Work to do
Lines that include the word "color" are the ones to copy.
-- START Exercise data --
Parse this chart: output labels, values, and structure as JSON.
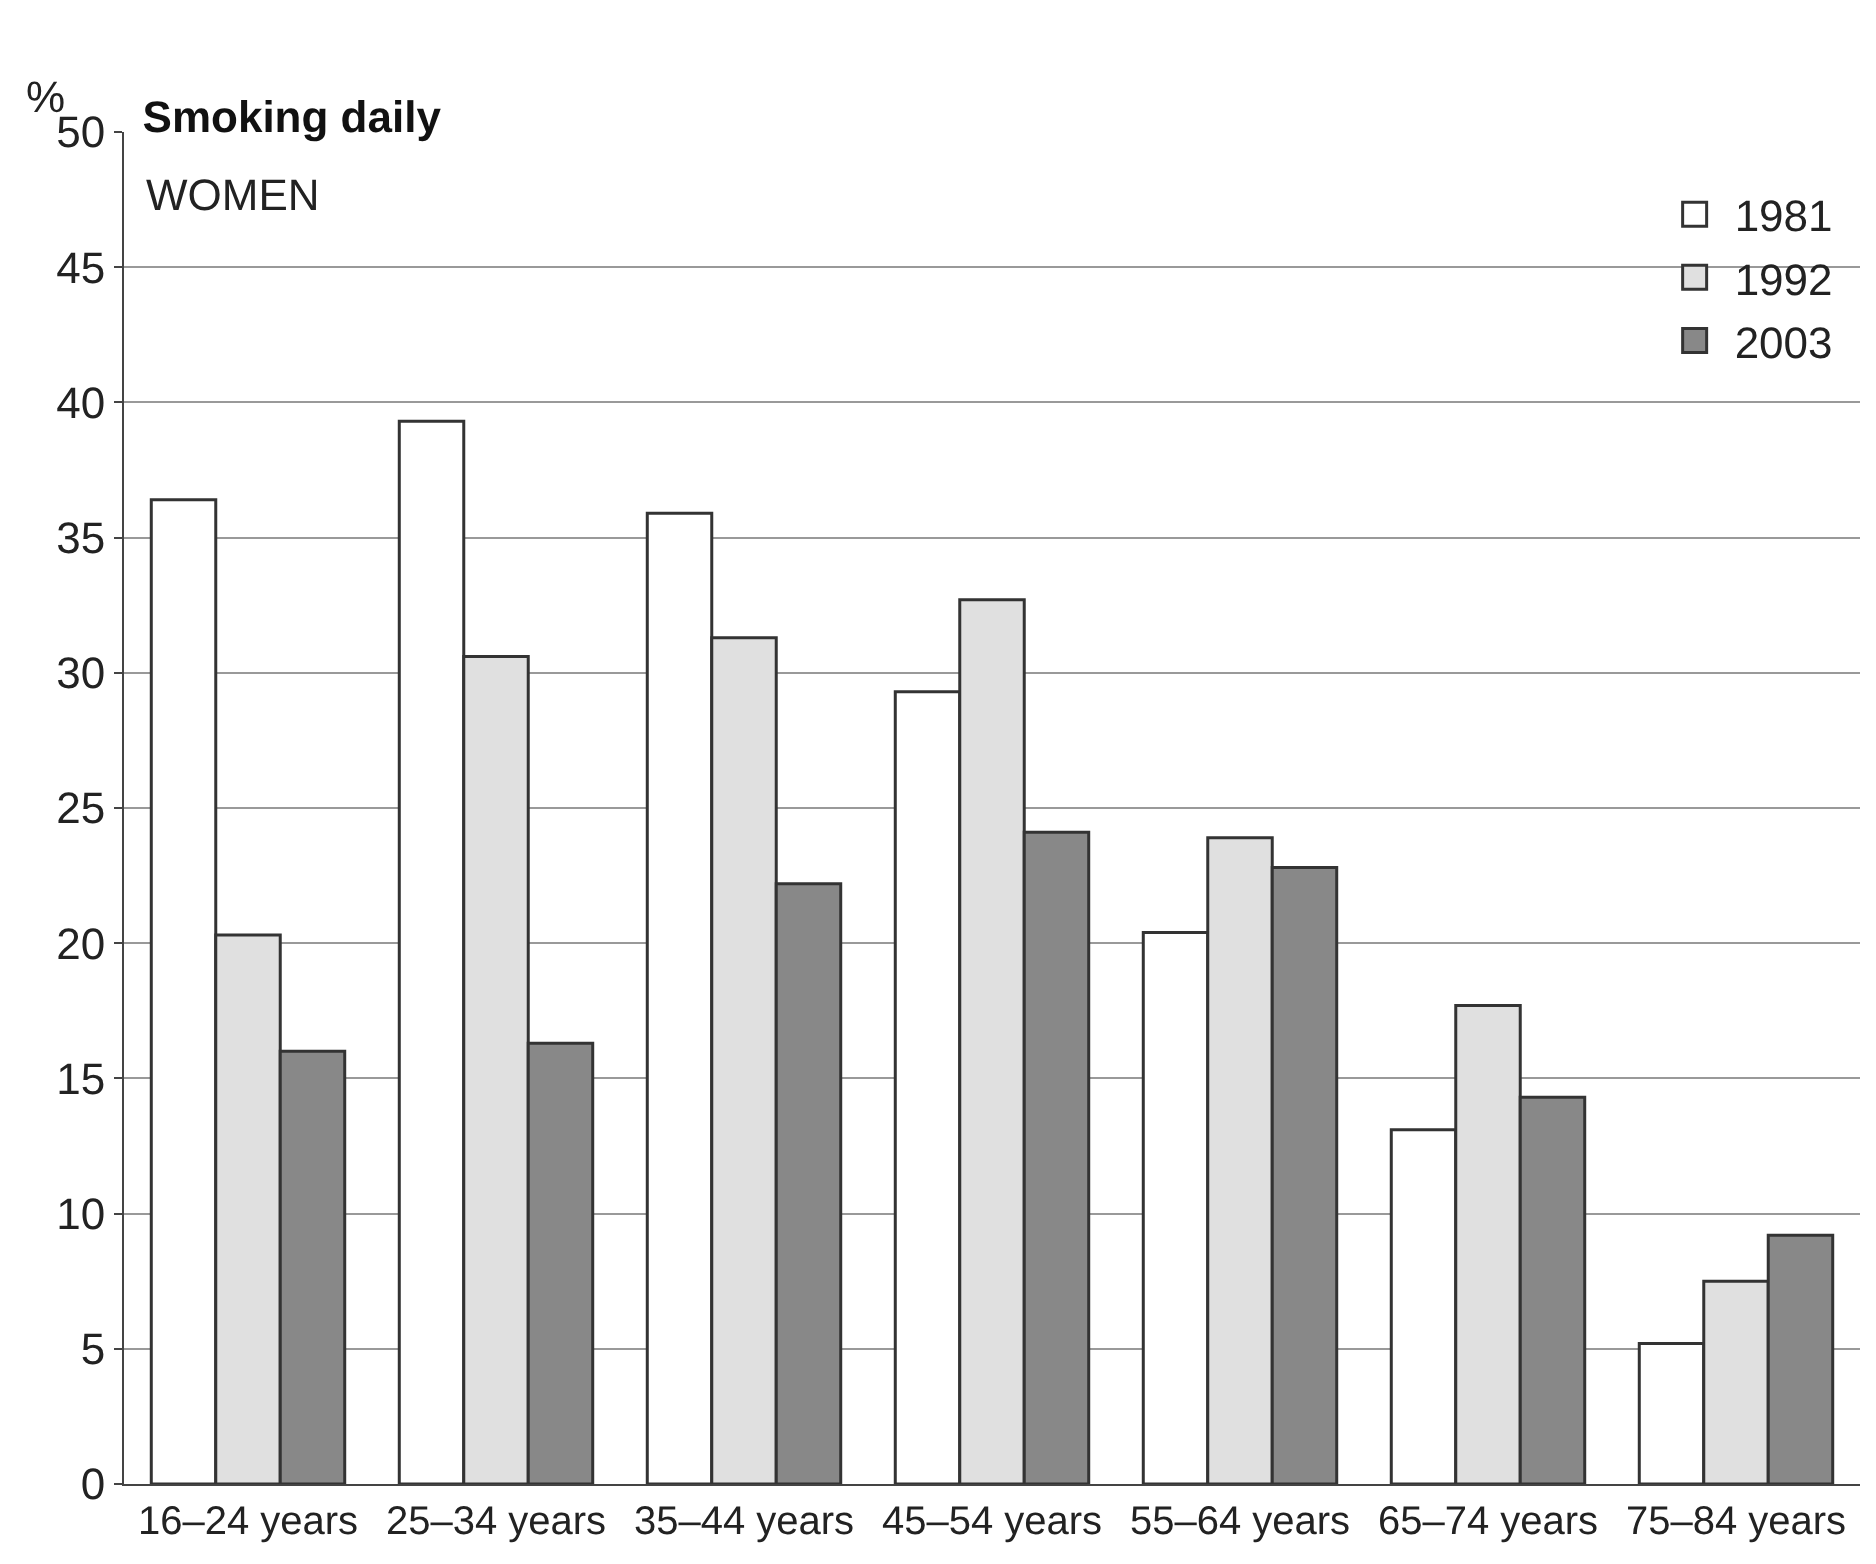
{
  "chart_data": {
    "type": "bar",
    "title": "Smoking daily",
    "subtitle": "WOMEN",
    "ylabel": "%",
    "categories": [
      "16–24 years",
      "25–34 years",
      "35–44 years",
      "45–54 years",
      "55–64 years",
      "65–74 years",
      "75–84 years"
    ],
    "series": [
      {
        "name": "1981",
        "color": "#ffffff",
        "values": [
          36.4,
          39.3,
          35.9,
          29.3,
          20.4,
          13.1,
          5.2
        ]
      },
      {
        "name": "1992",
        "color": "#e0e0e0",
        "values": [
          20.3,
          30.6,
          31.3,
          32.7,
          23.9,
          17.7,
          7.5
        ]
      },
      {
        "name": "2003",
        "color": "#888888",
        "values": [
          16.0,
          16.3,
          22.2,
          24.1,
          22.8,
          14.3,
          9.2
        ]
      }
    ],
    "ylim": [
      0,
      50
    ],
    "yticks": [
      0,
      5,
      10,
      15,
      20,
      25,
      30,
      35,
      40,
      45,
      50
    ],
    "grid": "y",
    "legend": "top right"
  }
}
-- END Exercise data --
Response
        "color": "#ffffff",
        "color": "#e0e0e0",
        "color": "#888888",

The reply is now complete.